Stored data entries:
= = = =

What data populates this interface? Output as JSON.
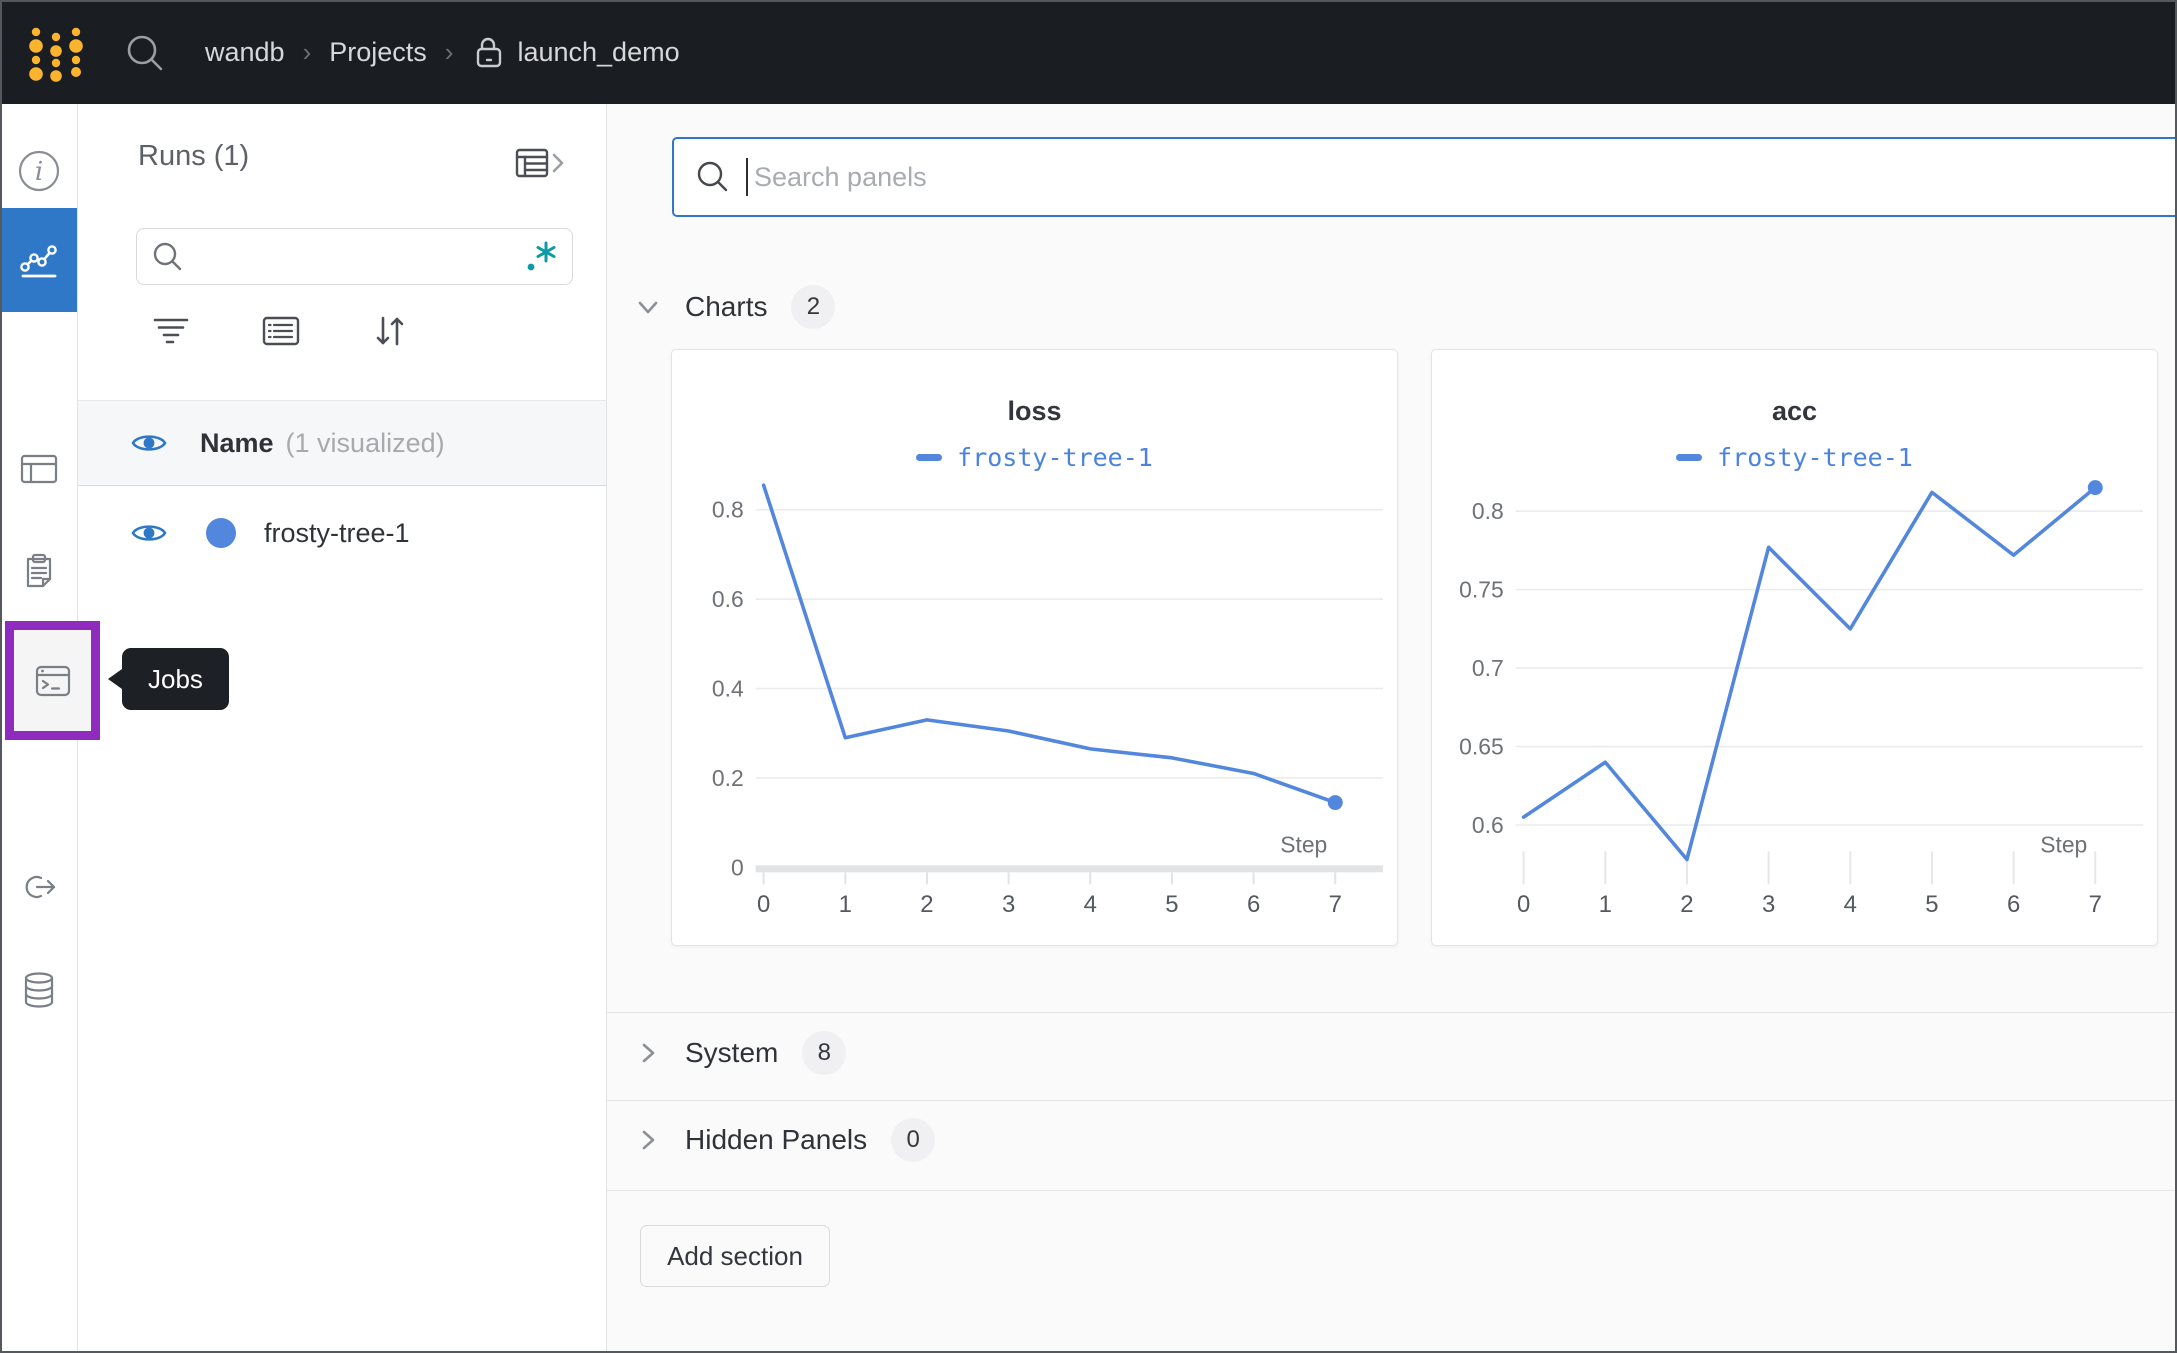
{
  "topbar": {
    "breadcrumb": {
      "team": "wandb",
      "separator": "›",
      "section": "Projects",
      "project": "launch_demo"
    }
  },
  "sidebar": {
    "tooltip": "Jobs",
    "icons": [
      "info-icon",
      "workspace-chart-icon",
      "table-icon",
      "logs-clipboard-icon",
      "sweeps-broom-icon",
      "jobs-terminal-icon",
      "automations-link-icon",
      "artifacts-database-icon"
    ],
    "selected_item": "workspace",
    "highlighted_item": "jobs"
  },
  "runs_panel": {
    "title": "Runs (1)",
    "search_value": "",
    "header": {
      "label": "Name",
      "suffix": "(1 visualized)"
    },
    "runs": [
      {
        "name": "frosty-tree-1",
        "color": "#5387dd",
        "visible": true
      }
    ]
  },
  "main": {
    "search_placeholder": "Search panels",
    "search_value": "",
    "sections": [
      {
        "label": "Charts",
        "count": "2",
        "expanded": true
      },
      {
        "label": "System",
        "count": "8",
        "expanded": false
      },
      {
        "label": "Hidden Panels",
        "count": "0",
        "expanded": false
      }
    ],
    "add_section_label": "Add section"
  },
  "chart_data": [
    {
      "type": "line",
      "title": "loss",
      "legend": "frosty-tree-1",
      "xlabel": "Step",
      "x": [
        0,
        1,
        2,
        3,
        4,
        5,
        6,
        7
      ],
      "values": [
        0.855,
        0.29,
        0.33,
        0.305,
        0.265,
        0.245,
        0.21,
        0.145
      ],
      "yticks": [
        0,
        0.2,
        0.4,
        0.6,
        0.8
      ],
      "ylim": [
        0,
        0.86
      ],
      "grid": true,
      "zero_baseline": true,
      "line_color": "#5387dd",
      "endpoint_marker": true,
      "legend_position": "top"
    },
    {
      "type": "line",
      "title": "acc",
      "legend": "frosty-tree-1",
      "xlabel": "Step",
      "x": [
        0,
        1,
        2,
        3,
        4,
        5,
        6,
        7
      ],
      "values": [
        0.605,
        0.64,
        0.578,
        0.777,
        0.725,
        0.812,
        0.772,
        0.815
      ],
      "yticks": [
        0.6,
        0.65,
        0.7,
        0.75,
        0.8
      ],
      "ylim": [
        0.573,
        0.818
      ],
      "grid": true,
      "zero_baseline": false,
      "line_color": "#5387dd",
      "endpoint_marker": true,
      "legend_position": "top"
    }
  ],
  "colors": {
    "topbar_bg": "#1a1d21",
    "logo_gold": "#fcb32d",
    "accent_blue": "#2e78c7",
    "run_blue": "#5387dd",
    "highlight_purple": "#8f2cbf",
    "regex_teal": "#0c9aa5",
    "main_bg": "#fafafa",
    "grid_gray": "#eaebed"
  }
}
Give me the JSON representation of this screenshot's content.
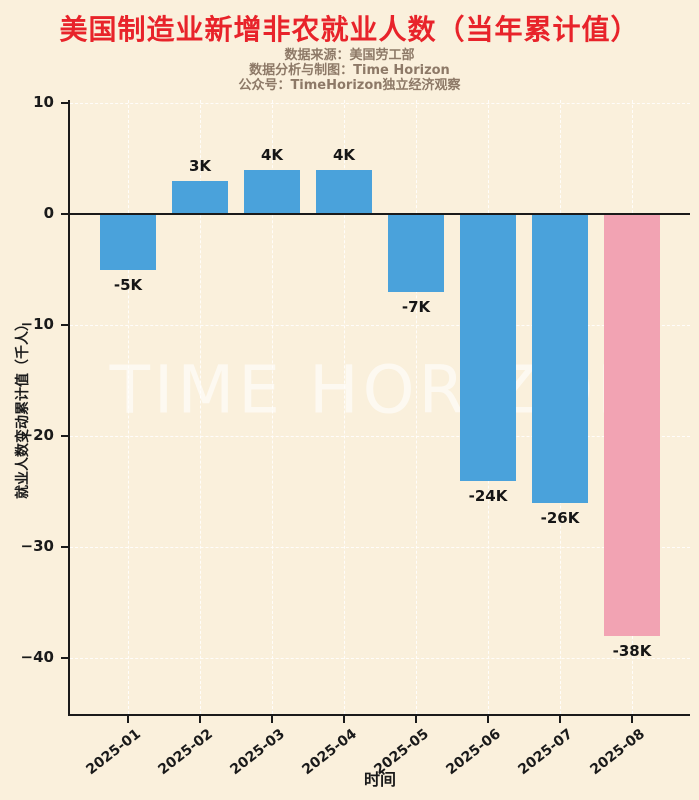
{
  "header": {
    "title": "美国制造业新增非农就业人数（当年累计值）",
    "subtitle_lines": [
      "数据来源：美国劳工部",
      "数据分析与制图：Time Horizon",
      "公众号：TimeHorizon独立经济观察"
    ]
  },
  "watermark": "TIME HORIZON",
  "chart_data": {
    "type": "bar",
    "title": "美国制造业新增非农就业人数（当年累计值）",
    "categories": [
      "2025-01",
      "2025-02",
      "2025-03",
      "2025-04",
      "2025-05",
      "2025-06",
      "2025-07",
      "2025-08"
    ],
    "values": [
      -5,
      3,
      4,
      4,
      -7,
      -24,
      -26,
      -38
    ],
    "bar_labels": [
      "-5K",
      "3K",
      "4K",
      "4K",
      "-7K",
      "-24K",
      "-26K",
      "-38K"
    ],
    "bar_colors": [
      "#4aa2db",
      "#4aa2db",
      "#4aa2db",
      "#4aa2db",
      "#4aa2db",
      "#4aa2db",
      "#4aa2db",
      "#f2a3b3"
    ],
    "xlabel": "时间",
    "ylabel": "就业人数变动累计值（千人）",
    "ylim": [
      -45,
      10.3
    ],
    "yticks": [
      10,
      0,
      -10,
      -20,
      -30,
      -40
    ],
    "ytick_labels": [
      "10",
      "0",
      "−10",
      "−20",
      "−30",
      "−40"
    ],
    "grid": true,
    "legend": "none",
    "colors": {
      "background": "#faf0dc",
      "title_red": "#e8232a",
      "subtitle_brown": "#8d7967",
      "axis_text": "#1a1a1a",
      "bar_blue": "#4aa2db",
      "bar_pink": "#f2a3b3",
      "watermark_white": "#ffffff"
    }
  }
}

= = = =

### Required work:
Every record must be copied exactly, with the pictures left out.

### Answer for this exercise:
What data populates this interface? Output as JSON.
{
  "topbar": {
    "breadcrumb": {
      "team": "wandb",
      "separator": "›",
      "section": "Projects",
      "project": "launch_demo"
    }
  },
  "sidebar": {
    "tooltip": "Jobs",
    "icons": [
      "info-icon",
      "workspace-chart-icon",
      "table-icon",
      "logs-clipboard-icon",
      "sweeps-broom-icon",
      "jobs-terminal-icon",
      "automations-link-icon",
      "artifacts-database-icon"
    ],
    "selected_item": "workspace",
    "highlighted_item": "jobs"
  },
  "runs_panel": {
    "title": "Runs (1)",
    "search_value": "",
    "header": {
      "label": "Name",
      "suffix": "(1 visualized)"
    },
    "runs": [
      {
        "name": "frosty-tree-1",
        "color": "#5387dd",
        "visible": true
      }
    ]
  },
  "main": {
    "search_placeholder": "Search panels",
    "search_value": "",
    "sections": [
      {
        "label": "Charts",
        "count": "2",
        "expanded": true
      },
      {
        "label": "System",
        "count": "8",
        "expanded": false
      },
      {
        "label": "Hidden Panels",
        "count": "0",
        "expanded": false
      }
    ],
    "add_section_label": "Add section"
  },
  "chart_data": [
    {
      "type": "line",
      "title": "loss",
      "legend": "frosty-tree-1",
      "xlabel": "Step",
      "x": [
        0,
        1,
        2,
        3,
        4,
        5,
        6,
        7
      ],
      "values": [
        0.855,
        0.29,
        0.33,
        0.305,
        0.265,
        0.245,
        0.21,
        0.145
      ],
      "yticks": [
        0,
        0.2,
        0.4,
        0.6,
        0.8
      ],
      "ylim": [
        0,
        0.86
      ],
      "grid": true,
      "zero_baseline": true,
      "line_color": "#5387dd",
      "endpoint_marker": true,
      "legend_position": "top"
    },
    {
      "type": "line",
      "title": "acc",
      "legend": "frosty-tree-1",
      "xlabel": "Step",
      "x": [
        0,
        1,
        2,
        3,
        4,
        5,
        6,
        7
      ],
      "values": [
        0.605,
        0.64,
        0.578,
        0.777,
        0.725,
        0.812,
        0.772,
        0.815
      ],
      "yticks": [
        0.6,
        0.65,
        0.7,
        0.75,
        0.8
      ],
      "ylim": [
        0.573,
        0.818
      ],
      "grid": true,
      "zero_baseline": false,
      "line_color": "#5387dd",
      "endpoint_marker": true,
      "legend_position": "top"
    }
  ],
  "colors": {
    "topbar_bg": "#1a1d21",
    "logo_gold": "#fcb32d",
    "accent_blue": "#2e78c7",
    "run_blue": "#5387dd",
    "highlight_purple": "#8f2cbf",
    "regex_teal": "#0c9aa5",
    "main_bg": "#fafafa",
    "grid_gray": "#eaebed"
  }
}
Give me the JSON representation of this screenshot's content.
{
  "header": {
    "title": "美国制造业新增非农就业人数（当年累计值）",
    "subtitle_lines": [
      "数据来源：美国劳工部",
      "数据分析与制图：Time Horizon",
      "公众号：TimeHorizon独立经济观察"
    ]
  },
  "watermark": "TIME HORIZON",
  "chart_data": {
    "type": "bar",
    "title": "美国制造业新增非农就业人数（当年累计值）",
    "categories": [
      "2025-01",
      "2025-02",
      "2025-03",
      "2025-04",
      "2025-05",
      "2025-06",
      "2025-07",
      "2025-08"
    ],
    "values": [
      -5,
      3,
      4,
      4,
      -7,
      -24,
      -26,
      -38
    ],
    "bar_labels": [
      "-5K",
      "3K",
      "4K",
      "4K",
      "-7K",
      "-24K",
      "-26K",
      "-38K"
    ],
    "bar_colors": [
      "#4aa2db",
      "#4aa2db",
      "#4aa2db",
      "#4aa2db",
      "#4aa2db",
      "#4aa2db",
      "#4aa2db",
      "#f2a3b3"
    ],
    "xlabel": "时间",
    "ylabel": "就业人数变动累计值（千人）",
    "ylim": [
      -45,
      10.3
    ],
    "yticks": [
      10,
      0,
      -10,
      -20,
      -30,
      -40
    ],
    "ytick_labels": [
      "10",
      "0",
      "−10",
      "−20",
      "−30",
      "−40"
    ],
    "grid": true,
    "legend": "none",
    "colors": {
      "background": "#faf0dc",
      "title_red": "#e8232a",
      "subtitle_brown": "#8d7967",
      "axis_text": "#1a1a1a",
      "bar_blue": "#4aa2db",
      "bar_pink": "#f2a3b3",
      "watermark_white": "#ffffff"
    }
  }
}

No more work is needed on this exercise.